>> start Extracted information

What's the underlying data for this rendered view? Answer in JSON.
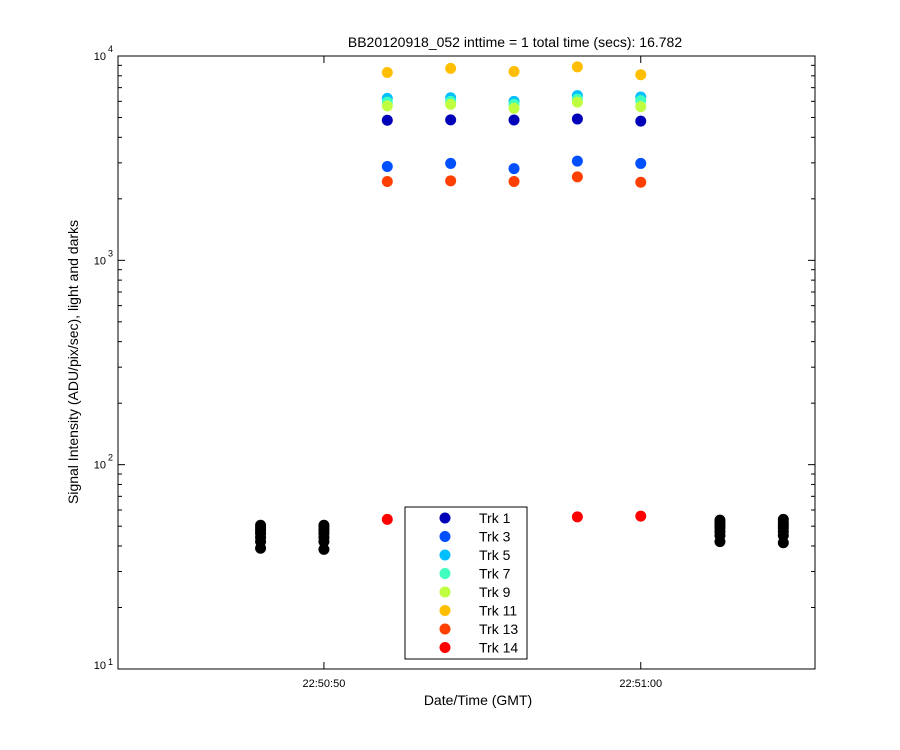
{
  "chart_data": {
    "type": "scatter",
    "title": "BB20120918_052 inttime = 1 total time (secs): 16.782",
    "xlabel": "Date/Time (GMT)",
    "ylabel": "Signal Intensity (ADU/pix/sec), light and darks",
    "y_scale": "log",
    "ylim": [
      10,
      10000
    ],
    "xlim": [
      "22:50:43.5",
      "22:51:05.5"
    ],
    "x_ticks": [
      "22:50:50",
      "22:51:00"
    ],
    "y_ticks": [
      {
        "value": 10,
        "base": "10",
        "exp": "1"
      },
      {
        "value": 100,
        "base": "10",
        "exp": "2"
      },
      {
        "value": 1000,
        "base": "10",
        "exp": "3"
      },
      {
        "value": 10000,
        "base": "10",
        "exp": "4"
      }
    ],
    "grid": false,
    "legend_position": "bottom-center",
    "series": [
      {
        "name": "Trk 1",
        "color": "#0000b8",
        "x": [
          "22:50:52",
          "22:50:54",
          "22:50:56",
          "22:50:58",
          "22:51:00"
        ],
        "y": [
          4850,
          4870,
          4860,
          4920,
          4800
        ]
      },
      {
        "name": "Trk 3",
        "color": "#0050ff",
        "x": [
          "22:50:52",
          "22:50:54",
          "22:50:56",
          "22:50:58",
          "22:51:00"
        ],
        "y": [
          2880,
          2980,
          2810,
          3060,
          2980
        ]
      },
      {
        "name": "Trk 5",
        "color": "#00bfff",
        "x": [
          "22:50:52",
          "22:50:54",
          "22:50:56",
          "22:50:58",
          "22:51:00"
        ],
        "y": [
          6200,
          6250,
          6000,
          6400,
          6300
        ]
      },
      {
        "name": "Trk 7",
        "color": "#40ffbf",
        "x": [
          "22:50:52",
          "22:50:54",
          "22:50:56",
          "22:50:58",
          "22:51:00"
        ],
        "y": [
          5950,
          6000,
          5800,
          6150,
          6050
        ]
      },
      {
        "name": "Trk 9",
        "color": "#bfff40",
        "x": [
          "22:50:52",
          "22:50:54",
          "22:50:56",
          "22:50:58",
          "22:51:00"
        ],
        "y": [
          5700,
          5800,
          5550,
          5950,
          5650
        ]
      },
      {
        "name": "Trk 11",
        "color": "#ffbf00",
        "x": [
          "22:50:52",
          "22:50:54",
          "22:50:56",
          "22:50:58",
          "22:51:00"
        ],
        "y": [
          8300,
          8700,
          8400,
          8850,
          8100
        ]
      },
      {
        "name": "Trk 13",
        "color": "#ff4000",
        "x": [
          "22:50:52",
          "22:50:54",
          "22:50:56",
          "22:50:58",
          "22:51:00"
        ],
        "y": [
          2430,
          2450,
          2430,
          2560,
          2410
        ]
      },
      {
        "name": "Trk 14",
        "color": "#ff0000",
        "x": [
          "22:50:52",
          "22:50:58",
          "22:51:00"
        ],
        "y": [
          54,
          55.5,
          56
        ]
      }
    ],
    "darks": {
      "color": "#000000",
      "x": [
        "22:50:48",
        "22:50:50",
        "22:51:02.5",
        "22:51:04.5"
      ],
      "y": [
        [
          39,
          42,
          44,
          46,
          47.5,
          49,
          50.5
        ],
        [
          38.5,
          42,
          44,
          46,
          47.5,
          49,
          50.5
        ],
        [
          42,
          45,
          47,
          49,
          50.5,
          52,
          53.5
        ],
        [
          41.5,
          45,
          47,
          49,
          50.5,
          52,
          54
        ]
      ]
    }
  }
}
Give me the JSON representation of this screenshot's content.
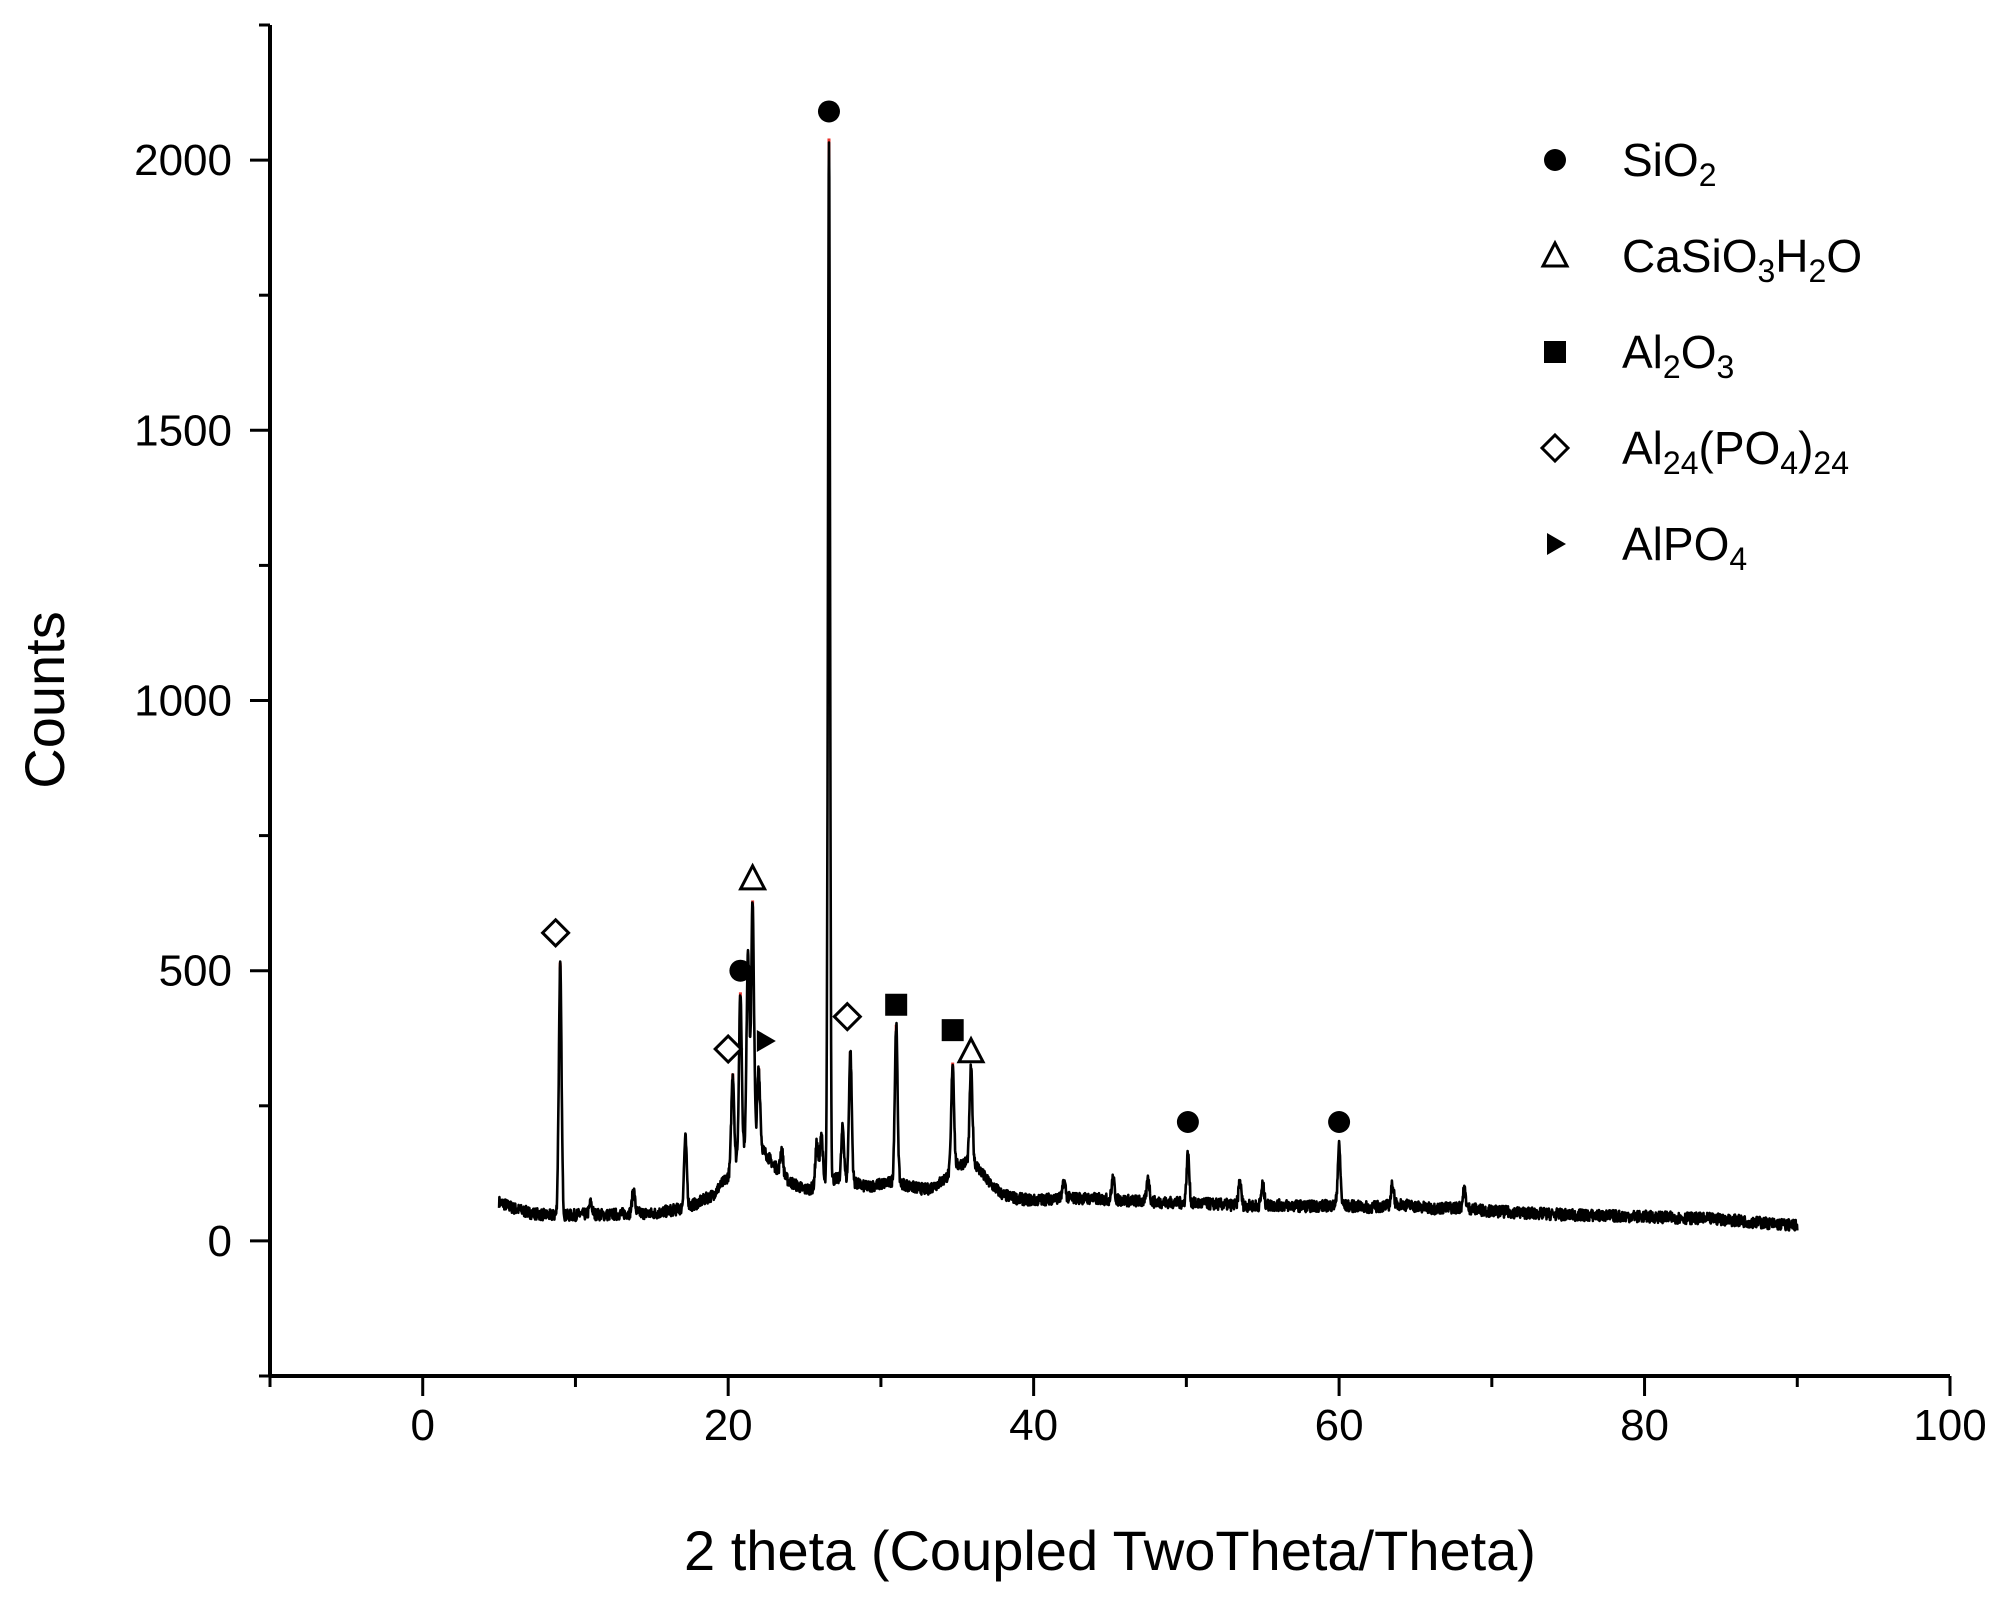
{
  "chart_data": {
    "type": "line",
    "xlabel": "2 theta (Coupled TwoTheta/Theta)",
    "ylabel": "Counts",
    "xlim": [
      -10,
      100
    ],
    "ylim": [
      -250,
      2250
    ],
    "x_ticks": [
      "0",
      "20",
      "40",
      "60",
      "80",
      "100"
    ],
    "y_ticks": [
      "0",
      "500",
      "1000",
      "1500",
      "2000"
    ],
    "grid": false,
    "legend_position": "top-right",
    "legend": [
      {
        "marker": "filled-circle",
        "label_parts": [
          [
            "SiO",
            ""
          ],
          [
            "2",
            "sub"
          ]
        ]
      },
      {
        "marker": "open-triangle",
        "label_parts": [
          [
            "CaSiO",
            ""
          ],
          [
            "3",
            "sub"
          ],
          [
            "H",
            ""
          ],
          [
            "2",
            "sub"
          ],
          [
            "O",
            ""
          ]
        ]
      },
      {
        "marker": "filled-square",
        "label_parts": [
          [
            "Al",
            ""
          ],
          [
            "2",
            "sub"
          ],
          [
            "O",
            ""
          ],
          [
            "3",
            "sub"
          ]
        ]
      },
      {
        "marker": "open-diamond",
        "label_parts": [
          [
            "Al",
            ""
          ],
          [
            "24",
            "sub"
          ],
          [
            "(PO",
            ""
          ],
          [
            "4",
            "sub"
          ],
          [
            ")",
            ""
          ],
          [
            "24",
            "sub"
          ]
        ]
      },
      {
        "marker": "filled-right-triangle",
        "label_parts": [
          [
            "AlPO",
            ""
          ],
          [
            "4",
            "sub"
          ]
        ]
      }
    ],
    "baseline": [
      [
        5,
        72
      ],
      [
        6,
        60
      ],
      [
        7,
        52
      ],
      [
        8,
        48
      ],
      [
        9,
        46
      ],
      [
        10,
        48
      ],
      [
        11,
        50
      ],
      [
        12,
        48
      ],
      [
        13,
        50
      ],
      [
        14,
        52
      ],
      [
        15,
        50
      ],
      [
        16,
        55
      ],
      [
        17,
        60
      ],
      [
        18,
        70
      ],
      [
        19,
        85
      ],
      [
        20,
        120
      ],
      [
        21,
        170
      ],
      [
        22,
        180
      ],
      [
        23,
        140
      ],
      [
        24,
        110
      ],
      [
        25,
        95
      ],
      [
        26,
        100
      ],
      [
        27,
        115
      ],
      [
        28,
        110
      ],
      [
        29,
        100
      ],
      [
        30,
        105
      ],
      [
        31,
        110
      ],
      [
        32,
        100
      ],
      [
        33,
        95
      ],
      [
        34,
        110
      ],
      [
        35,
        140
      ],
      [
        36,
        150
      ],
      [
        37,
        110
      ],
      [
        38,
        85
      ],
      [
        39,
        78
      ],
      [
        40,
        75
      ],
      [
        42,
        80
      ],
      [
        44,
        78
      ],
      [
        46,
        75
      ],
      [
        48,
        72
      ],
      [
        50,
        70
      ],
      [
        52,
        68
      ],
      [
        54,
        65
      ],
      [
        56,
        66
      ],
      [
        58,
        64
      ],
      [
        60,
        66
      ],
      [
        62,
        62
      ],
      [
        64,
        68
      ],
      [
        66,
        60
      ],
      [
        68,
        62
      ],
      [
        70,
        55
      ],
      [
        72,
        52
      ],
      [
        75,
        48
      ],
      [
        80,
        45
      ],
      [
        85,
        40
      ],
      [
        90,
        28
      ]
    ],
    "peaks": [
      {
        "x": 9.0,
        "y": 510
      },
      {
        "x": 11.0,
        "y": 70
      },
      {
        "x": 13.8,
        "y": 95
      },
      {
        "x": 17.2,
        "y": 190
      },
      {
        "x": 20.3,
        "y": 310
      },
      {
        "x": 20.8,
        "y": 460
      },
      {
        "x": 21.3,
        "y": 540
      },
      {
        "x": 21.6,
        "y": 630
      },
      {
        "x": 22.0,
        "y": 320
      },
      {
        "x": 23.5,
        "y": 170
      },
      {
        "x": 25.8,
        "y": 180
      },
      {
        "x": 26.1,
        "y": 200
      },
      {
        "x": 26.6,
        "y": 2040
      },
      {
        "x": 27.5,
        "y": 210
      },
      {
        "x": 28.0,
        "y": 350
      },
      {
        "x": 31.0,
        "y": 400
      },
      {
        "x": 34.7,
        "y": 330
      },
      {
        "x": 35.9,
        "y": 320
      },
      {
        "x": 42.0,
        "y": 110
      },
      {
        "x": 45.2,
        "y": 115
      },
      {
        "x": 47.5,
        "y": 115
      },
      {
        "x": 50.1,
        "y": 160
      },
      {
        "x": 53.5,
        "y": 110
      },
      {
        "x": 55.0,
        "y": 105
      },
      {
        "x": 60.0,
        "y": 175
      },
      {
        "x": 63.5,
        "y": 105
      },
      {
        "x": 68.2,
        "y": 95
      }
    ],
    "reference_lines": [
      {
        "x": 9.0,
        "y": 515
      },
      {
        "x": 20.3,
        "y": 310
      },
      {
        "x": 20.8,
        "y": 460
      },
      {
        "x": 21.6,
        "y": 630
      },
      {
        "x": 22.0,
        "y": 320
      },
      {
        "x": 26.6,
        "y": 2040
      },
      {
        "x": 28.0,
        "y": 350
      },
      {
        "x": 31.0,
        "y": 400
      },
      {
        "x": 34.7,
        "y": 330
      },
      {
        "x": 35.9,
        "y": 320
      }
    ],
    "markers": [
      {
        "phase": "SiO2",
        "marker": "filled-circle",
        "x": 26.6,
        "y": 2090
      },
      {
        "phase": "SiO2",
        "marker": "filled-circle",
        "x": 20.8,
        "y": 500
      },
      {
        "phase": "SiO2",
        "marker": "filled-circle",
        "x": 50.1,
        "y": 220
      },
      {
        "phase": "SiO2",
        "marker": "filled-circle",
        "x": 60.0,
        "y": 220
      },
      {
        "phase": "CaSiO3H2O",
        "marker": "open-triangle",
        "x": 21.6,
        "y": 670
      },
      {
        "phase": "CaSiO3H2O",
        "marker": "open-triangle",
        "x": 35.9,
        "y": 350
      },
      {
        "phase": "Al2O3",
        "marker": "filled-square",
        "x": 31.0,
        "y": 437
      },
      {
        "phase": "Al2O3",
        "marker": "filled-square",
        "x": 34.7,
        "y": 390
      },
      {
        "phase": "Al24(PO4)24",
        "marker": "open-diamond",
        "x": 8.7,
        "y": 570
      },
      {
        "phase": "Al24(PO4)24",
        "marker": "open-diamond",
        "x": 20.0,
        "y": 355
      },
      {
        "phase": "Al24(PO4)24",
        "marker": "open-diamond",
        "x": 27.8,
        "y": 415
      },
      {
        "phase": "AlPO4",
        "marker": "filled-right-triangle",
        "x": 22.4,
        "y": 370
      }
    ]
  }
}
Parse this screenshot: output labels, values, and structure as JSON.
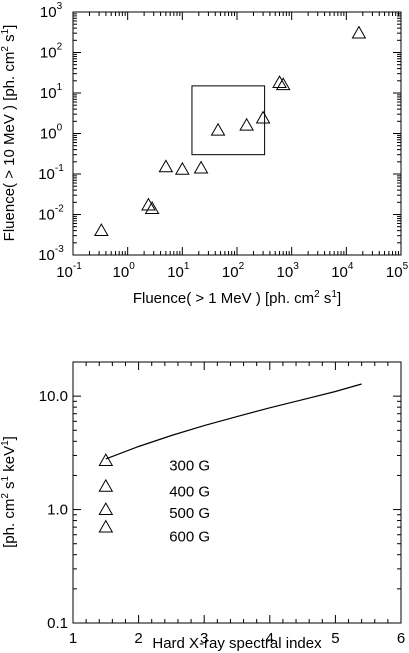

>> end Extracted information

> [Short problem]:
Every line that holds the string "screenshot" should be returned.

> [Output]:
Give me the JSON representation of this screenshot's content.
Parse this screenshot: output labels, values, and structure as JSON.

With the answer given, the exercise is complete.